GIVEN TASK>
Look for the word "crashes" in the entries below, then copy every line that has it.

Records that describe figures

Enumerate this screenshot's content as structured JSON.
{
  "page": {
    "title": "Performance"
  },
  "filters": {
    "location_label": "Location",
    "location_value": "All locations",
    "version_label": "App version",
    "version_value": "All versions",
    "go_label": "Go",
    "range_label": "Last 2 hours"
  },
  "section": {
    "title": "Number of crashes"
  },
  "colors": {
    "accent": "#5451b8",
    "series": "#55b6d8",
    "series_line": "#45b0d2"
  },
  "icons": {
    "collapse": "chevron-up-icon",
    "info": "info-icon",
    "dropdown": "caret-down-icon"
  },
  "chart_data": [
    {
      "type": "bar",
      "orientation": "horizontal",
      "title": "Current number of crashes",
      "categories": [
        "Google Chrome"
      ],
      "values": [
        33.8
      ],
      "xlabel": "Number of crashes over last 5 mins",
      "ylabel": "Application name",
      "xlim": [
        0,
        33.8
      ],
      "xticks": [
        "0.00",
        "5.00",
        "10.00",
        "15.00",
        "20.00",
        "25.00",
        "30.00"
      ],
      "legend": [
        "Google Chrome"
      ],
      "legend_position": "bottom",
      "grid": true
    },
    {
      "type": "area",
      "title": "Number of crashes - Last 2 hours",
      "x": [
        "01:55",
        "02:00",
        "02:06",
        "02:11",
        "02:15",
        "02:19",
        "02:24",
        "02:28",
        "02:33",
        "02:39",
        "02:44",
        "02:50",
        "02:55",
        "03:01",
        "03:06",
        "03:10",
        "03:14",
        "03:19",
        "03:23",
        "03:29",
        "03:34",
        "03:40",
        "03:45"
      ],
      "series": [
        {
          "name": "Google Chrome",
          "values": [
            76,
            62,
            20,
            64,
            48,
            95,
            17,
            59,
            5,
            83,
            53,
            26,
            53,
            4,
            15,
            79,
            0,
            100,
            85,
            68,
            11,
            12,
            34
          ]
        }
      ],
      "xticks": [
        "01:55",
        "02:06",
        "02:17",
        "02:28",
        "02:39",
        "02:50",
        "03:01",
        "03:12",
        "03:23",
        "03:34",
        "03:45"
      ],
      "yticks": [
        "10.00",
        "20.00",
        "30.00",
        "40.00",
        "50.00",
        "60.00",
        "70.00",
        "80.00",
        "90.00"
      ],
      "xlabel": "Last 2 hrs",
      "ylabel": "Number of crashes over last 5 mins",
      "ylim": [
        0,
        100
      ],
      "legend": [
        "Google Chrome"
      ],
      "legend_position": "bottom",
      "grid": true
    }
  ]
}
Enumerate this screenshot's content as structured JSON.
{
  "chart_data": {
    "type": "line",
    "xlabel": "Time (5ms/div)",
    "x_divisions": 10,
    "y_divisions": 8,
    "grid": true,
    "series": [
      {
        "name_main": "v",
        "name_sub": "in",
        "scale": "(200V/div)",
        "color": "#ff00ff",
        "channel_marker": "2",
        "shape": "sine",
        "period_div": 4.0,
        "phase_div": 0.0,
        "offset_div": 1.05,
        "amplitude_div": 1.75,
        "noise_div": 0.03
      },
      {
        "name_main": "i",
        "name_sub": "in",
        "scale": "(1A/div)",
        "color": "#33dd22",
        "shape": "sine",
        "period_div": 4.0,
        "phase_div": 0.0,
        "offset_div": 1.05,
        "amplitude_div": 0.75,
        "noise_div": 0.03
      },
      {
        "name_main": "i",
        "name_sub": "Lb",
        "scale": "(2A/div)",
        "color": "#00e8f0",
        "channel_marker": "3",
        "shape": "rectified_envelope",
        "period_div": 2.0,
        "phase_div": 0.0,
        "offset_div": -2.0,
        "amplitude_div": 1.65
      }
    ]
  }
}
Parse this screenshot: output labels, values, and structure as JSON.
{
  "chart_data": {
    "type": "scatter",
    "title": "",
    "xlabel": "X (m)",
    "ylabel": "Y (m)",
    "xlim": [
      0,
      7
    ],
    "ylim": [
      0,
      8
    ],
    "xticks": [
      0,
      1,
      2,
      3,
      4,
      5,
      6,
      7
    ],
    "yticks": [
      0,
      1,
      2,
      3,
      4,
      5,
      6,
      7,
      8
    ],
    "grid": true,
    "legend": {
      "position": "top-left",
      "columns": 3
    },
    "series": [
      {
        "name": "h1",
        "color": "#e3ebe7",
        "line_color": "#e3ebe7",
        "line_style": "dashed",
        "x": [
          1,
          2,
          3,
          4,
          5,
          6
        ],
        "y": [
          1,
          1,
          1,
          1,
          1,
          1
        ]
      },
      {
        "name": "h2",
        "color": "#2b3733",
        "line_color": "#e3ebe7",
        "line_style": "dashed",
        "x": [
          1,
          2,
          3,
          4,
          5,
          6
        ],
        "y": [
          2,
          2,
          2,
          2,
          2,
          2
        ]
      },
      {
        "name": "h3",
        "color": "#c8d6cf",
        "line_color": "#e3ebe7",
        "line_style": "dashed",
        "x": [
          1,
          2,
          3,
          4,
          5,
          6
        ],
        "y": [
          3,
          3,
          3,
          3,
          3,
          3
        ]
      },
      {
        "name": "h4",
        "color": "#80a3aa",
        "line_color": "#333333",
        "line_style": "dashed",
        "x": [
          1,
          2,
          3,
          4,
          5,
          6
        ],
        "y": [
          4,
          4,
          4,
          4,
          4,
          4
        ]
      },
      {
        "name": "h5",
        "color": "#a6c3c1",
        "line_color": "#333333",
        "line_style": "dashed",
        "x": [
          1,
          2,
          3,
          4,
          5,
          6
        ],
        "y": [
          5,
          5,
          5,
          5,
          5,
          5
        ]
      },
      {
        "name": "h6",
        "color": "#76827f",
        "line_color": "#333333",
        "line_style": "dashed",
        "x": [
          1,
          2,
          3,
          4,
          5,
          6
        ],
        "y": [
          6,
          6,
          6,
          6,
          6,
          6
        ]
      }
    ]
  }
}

PROBLEM SOLUTION>
    "title": "Number of crashes"
      "title": "Current number of crashes",
      "xlabel": "Number of crashes over last 5 mins",
      "title": "Number of crashes - Last 2 hours",
      "ylabel": "Number of crashes over last 5 mins",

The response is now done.